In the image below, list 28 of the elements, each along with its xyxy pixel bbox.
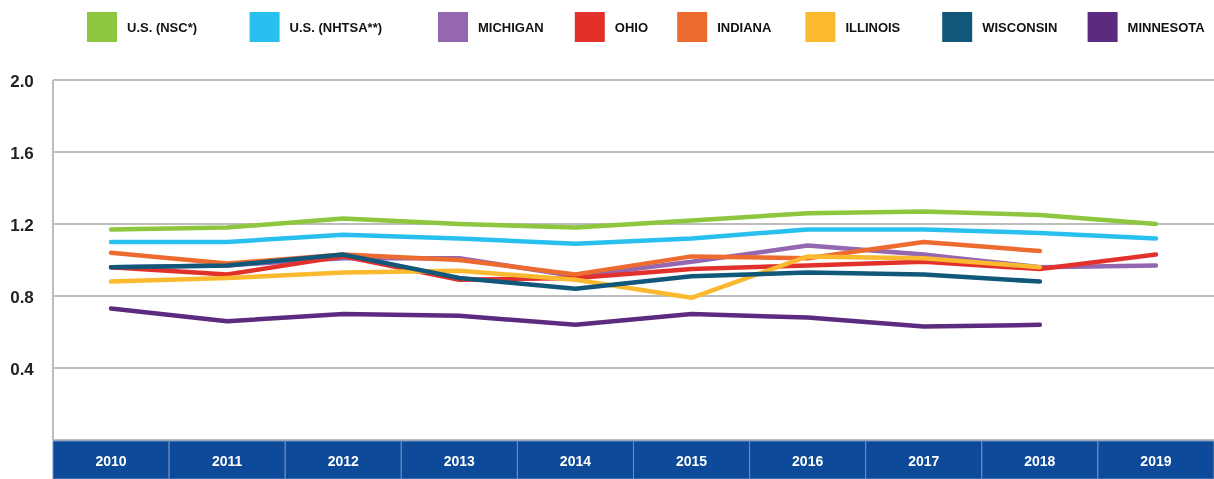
line-series — [108, 252, 1043, 292]
x-tick-label: 2014 — [559, 453, 592, 469]
x-tick-label: 2010 — [95, 453, 127, 469]
y-tick-label: 0.4 — [10, 360, 35, 379]
x-tick-label: 2012 — [327, 453, 360, 469]
x-tick-label: 2011 — [211, 453, 243, 469]
legend-label: MINNESOTA — [1127, 20, 1206, 35]
x-tick-label: 2016 — [792, 453, 824, 469]
x-tick-label: 2018 — [1024, 453, 1056, 469]
legend-label: ILLINOIS — [845, 20, 901, 35]
x-tick-label: 2019 — [1140, 453, 1172, 469]
x-tick-label: 2013 — [443, 453, 476, 469]
y-tick-label: 1.6 — [10, 144, 34, 163]
line-series — [108, 209, 1159, 232]
legend-label: U.S. (NSC*) — [127, 20, 198, 35]
line-series — [108, 227, 1159, 247]
legend-label: MICHIGAN — [478, 20, 544, 35]
legend-label: INDIANA — [717, 20, 772, 35]
line-series — [108, 306, 1043, 329]
y-tick-label: 0.8 — [10, 288, 34, 307]
legend-label: WISCONSIN — [982, 20, 1058, 35]
legend-label: U.S. (NHTSA**) — [289, 20, 383, 35]
y-tick-label: 2.0 — [10, 72, 34, 91]
y-tick-label: 1.2 — [10, 216, 34, 235]
x-tick-label: 2015 — [675, 453, 708, 469]
x-tick-label: 2017 — [908, 453, 940, 469]
line-series — [108, 254, 1043, 301]
legend-label: OHIO — [614, 20, 649, 35]
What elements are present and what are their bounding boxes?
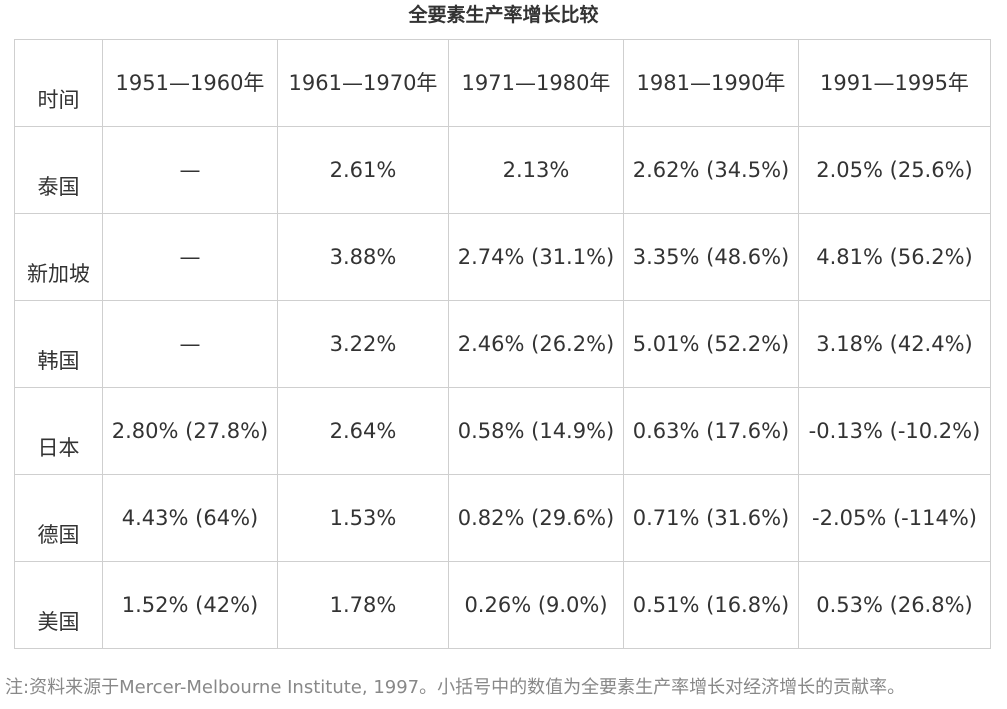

########################################

Reproduce every line of the items above verbatim, omitting the pictures.

In the image below, list 28 of the elements, each along with its xyxy pixel bbox.
line-series — [108, 252, 1043, 292]
x-tick-label: 2014 — [559, 453, 592, 469]
x-tick-label: 2010 — [95, 453, 127, 469]
y-tick-label: 0.4 — [10, 360, 35, 379]
x-tick-label: 2012 — [327, 453, 360, 469]
x-tick-label: 2011 — [211, 453, 243, 469]
legend-label: MINNESOTA — [1127, 20, 1206, 35]
x-tick-label: 2016 — [792, 453, 824, 469]
x-tick-label: 2018 — [1024, 453, 1056, 469]
legend-label: ILLINOIS — [845, 20, 901, 35]
x-tick-label: 2019 — [1140, 453, 1172, 469]
x-tick-label: 2013 — [443, 453, 476, 469]
y-tick-label: 1.6 — [10, 144, 34, 163]
line-series — [108, 209, 1159, 232]
legend-label: U.S. (NSC*) — [127, 20, 198, 35]
line-series — [108, 227, 1159, 247]
legend-label: MICHIGAN — [478, 20, 544, 35]
legend-label: INDIANA — [717, 20, 772, 35]
line-series — [108, 306, 1043, 329]
y-tick-label: 0.8 — [10, 288, 34, 307]
legend-label: WISCONSIN — [982, 20, 1058, 35]
legend-label: U.S. (NHTSA**) — [289, 20, 383, 35]
y-tick-label: 2.0 — [10, 72, 34, 91]
y-tick-label: 1.2 — [10, 216, 34, 235]
x-tick-label: 2015 — [675, 453, 708, 469]
x-tick-label: 2017 — [908, 453, 940, 469]
line-series — [108, 254, 1043, 301]
legend-label: OHIO — [614, 20, 649, 35]
What elements are present and what are their bounding boxes?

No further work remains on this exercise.